* TASK PROMPT
Your task is to repeat all of the data exactly while excluding the pictures.

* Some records
>>>

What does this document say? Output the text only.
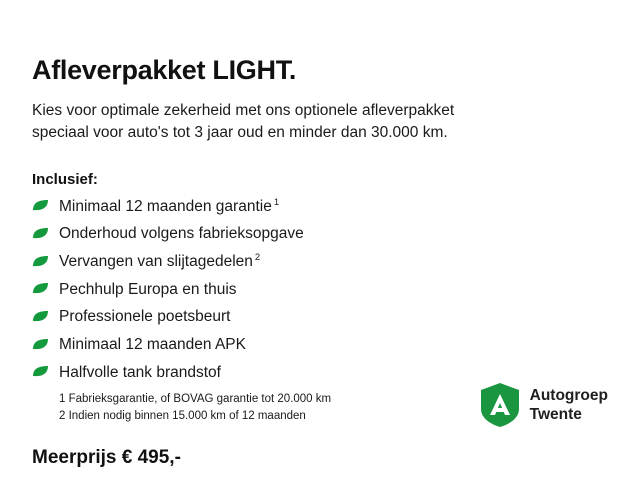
Afleverpakket LIGHT.

Kies voor optimale zekerheid met ons optionele afleverpakket
speciaal voor auto's tot 3 jaar oud en minder dan 30.000 km.

Inclusief:
Minimaal 12 maanden garantie $^1$
Onderhoud volgens fabrieksopgave
Vervangen van slijtagedelen $^2$
Pechhulp Europa en thuis
Professionele poetsbeurt
Minimaal 12 maanden APK
Halfvolle tank brandstof
1 Fabrieksgarantie, of BOVAG garantie tot 20.000 km
2 Indien nodig binnen 15.000 km of 12 maanden
Meerprijs € 495,-
Autogroep
Twente
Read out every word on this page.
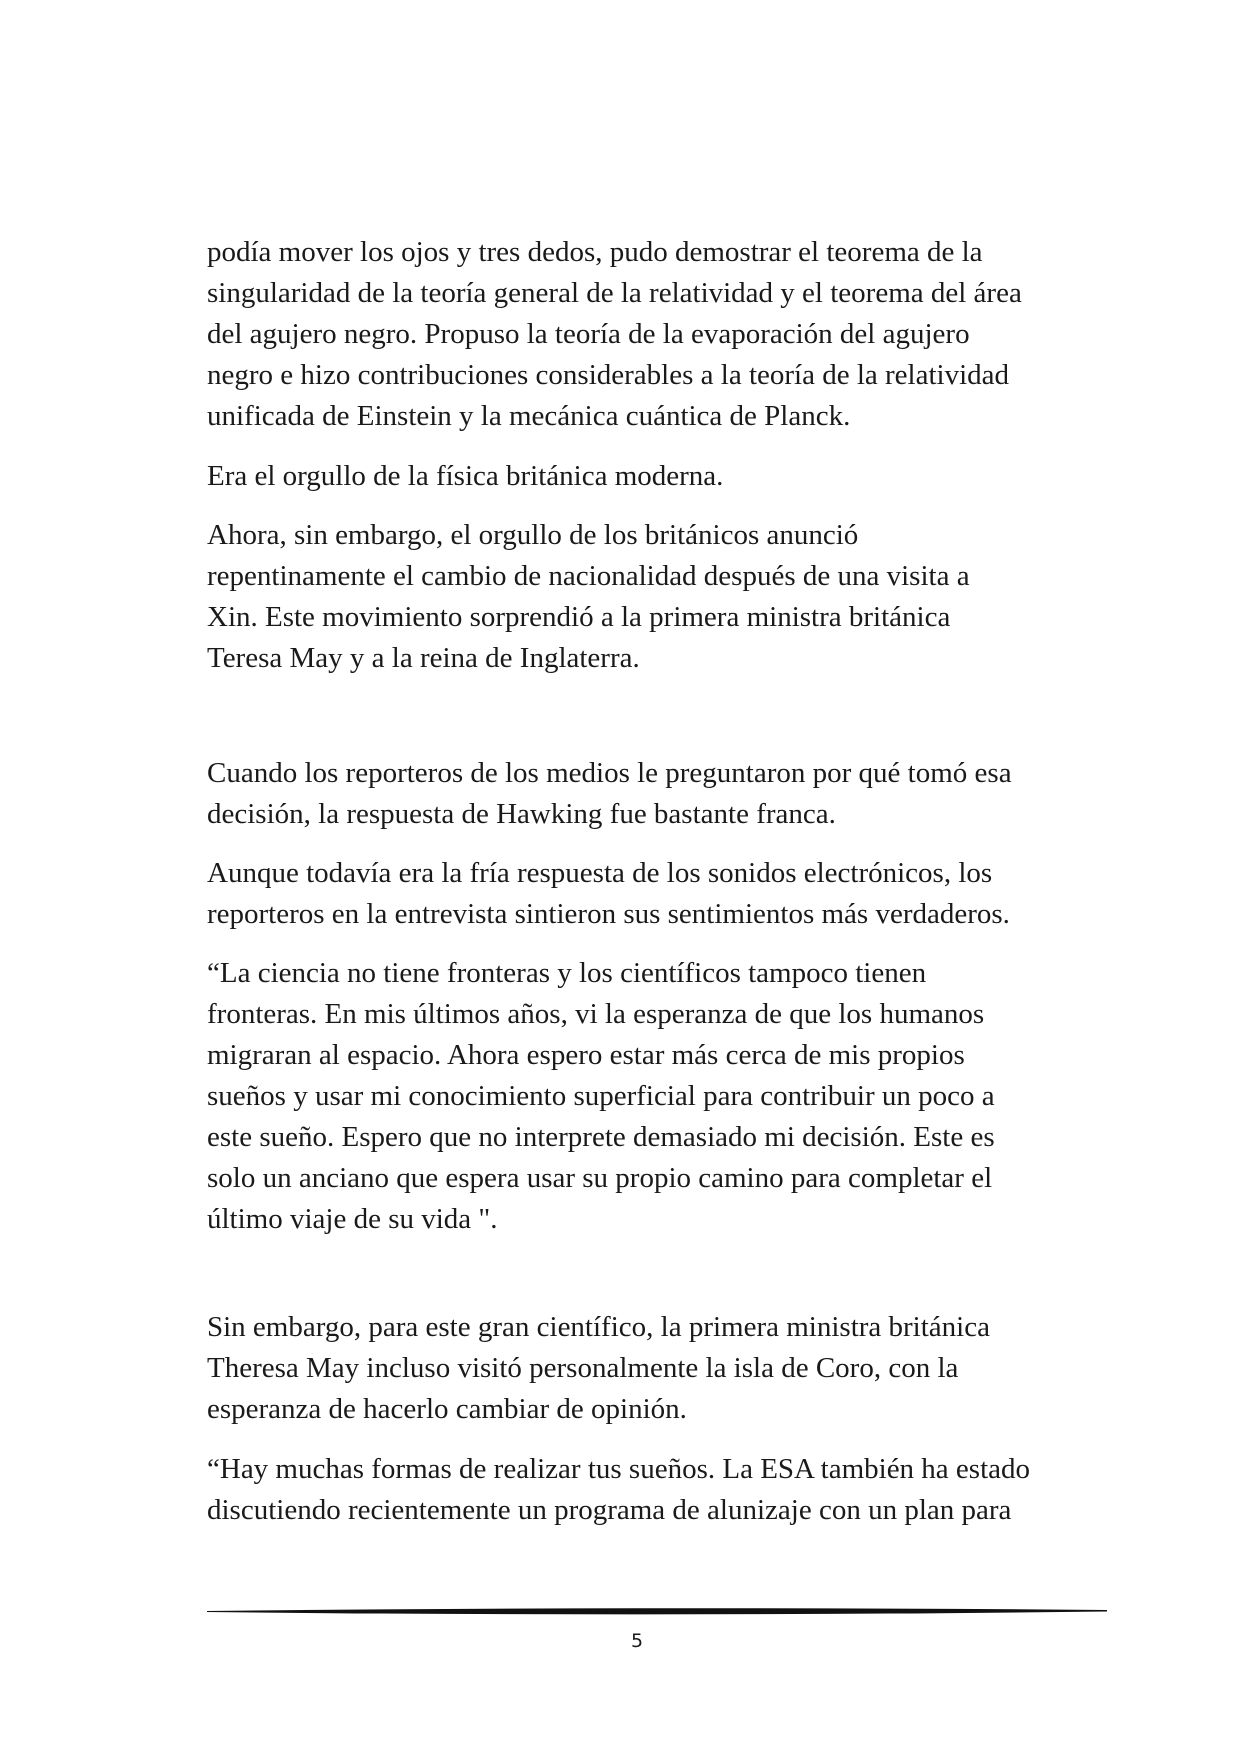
podía mover los ojos y tres dedos, pudo demostrar el teorema de la
singularidad de la teoría general de la relatividad y el teorema del área
del agujero negro. Propuso la teoría de la evaporación del agujero
negro e hizo contribuciones considerables a la teoría de la relatividad
unificada de Einstein y la mecánica cuántica de Planck.
Era el orgullo de la física británica moderna.
Ahora, sin embargo, el orgullo de los británicos anunció
repentinamente el cambio de nacionalidad después de una visita a
Xin. Este movimiento sorprendió a la primera ministra británica
Teresa May y a la reina de Inglaterra.
Cuando los reporteros de los medios le preguntaron por qué tomó esa
decisión, la respuesta de Hawking fue bastante franca.
Aunque todavía era la fría respuesta de los sonidos electrónicos, los
reporteros en la entrevista sintieron sus sentimientos más verdaderos.
“La ciencia no tiene fronteras y los científicos tampoco tienen
fronteras. En mis últimos años, vi la esperanza de que los humanos
migraran al espacio. Ahora espero estar más cerca de mis propios
sueños y usar mi conocimiento superficial para contribuir un poco a
este sueño. Espero que no interprete demasiado mi decisión. Este es
solo un anciano que espera usar su propio camino para completar el
último viaje de su vida ".
Sin embargo, para este gran científico, la primera ministra británica
Theresa May incluso visitó personalmente la isla de Coro, con la
esperanza de hacerlo cambiar de opinión.
“Hay muchas formas de realizar tus sueños. La ESA también ha estado
discutiendo recientemente un programa de alunizaje con un plan para
5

<<<

* SOLUTION
What does this document say? Output the text only.
Afleverpakket LIGHT.

Kies voor optimale zekerheid met ons optionele afleverpakket
speciaal voor auto's tot 3 jaar oud en minder dan 30.000 km.

Inclusief:
Minimaal 12 maanden garantie $^1$
Onderhoud volgens fabrieksopgave
Vervangen van slijtagedelen $^2$
Pechhulp Europa en thuis
Professionele poetsbeurt
Minimaal 12 maanden APK
Halfvolle tank brandstof
1 Fabrieksgarantie, of BOVAG garantie tot 20.000 km
2 Indien nodig binnen 15.000 km of 12 maanden
Meerprijs € 495,-
Autogroep
Twente
Read out every word on this page.
podía mover los ojos y tres dedos, pudo demostrar el teorema de la
singularidad de la teoría general de la relatividad y el teorema del área
del agujero negro. Propuso la teoría de la evaporación del agujero
negro e hizo contribuciones considerables a la teoría de la relatividad
unificada de Einstein y la mecánica cuántica de Planck.
Era el orgullo de la física británica moderna.
Ahora, sin embargo, el orgullo de los británicos anunció
repentinamente el cambio de nacionalidad después de una visita a
Xin. Este movimiento sorprendió a la primera ministra británica
Teresa May y a la reina de Inglaterra.
Cuando los reporteros de los medios le preguntaron por qué tomó esa
decisión, la respuesta de Hawking fue bastante franca.
Aunque todavía era la fría respuesta de los sonidos electrónicos, los
reporteros en la entrevista sintieron sus sentimientos más verdaderos.
“La ciencia no tiene fronteras y los científicos tampoco tienen
fronteras. En mis últimos años, vi la esperanza de que los humanos
migraran al espacio. Ahora espero estar más cerca de mis propios
sueños y usar mi conocimiento superficial para contribuir un poco a
este sueño. Espero que no interprete demasiado mi decisión. Este es
solo un anciano que espera usar su propio camino para completar el
último viaje de su vida ".
Sin embargo, para este gran científico, la primera ministra británica
Theresa May incluso visitó personalmente la isla de Coro, con la
esperanza de hacerlo cambiar de opinión.
“Hay muchas formas de realizar tus sueños. La ESA también ha estado
discutiendo recientemente un programa de alunizaje con un plan para
5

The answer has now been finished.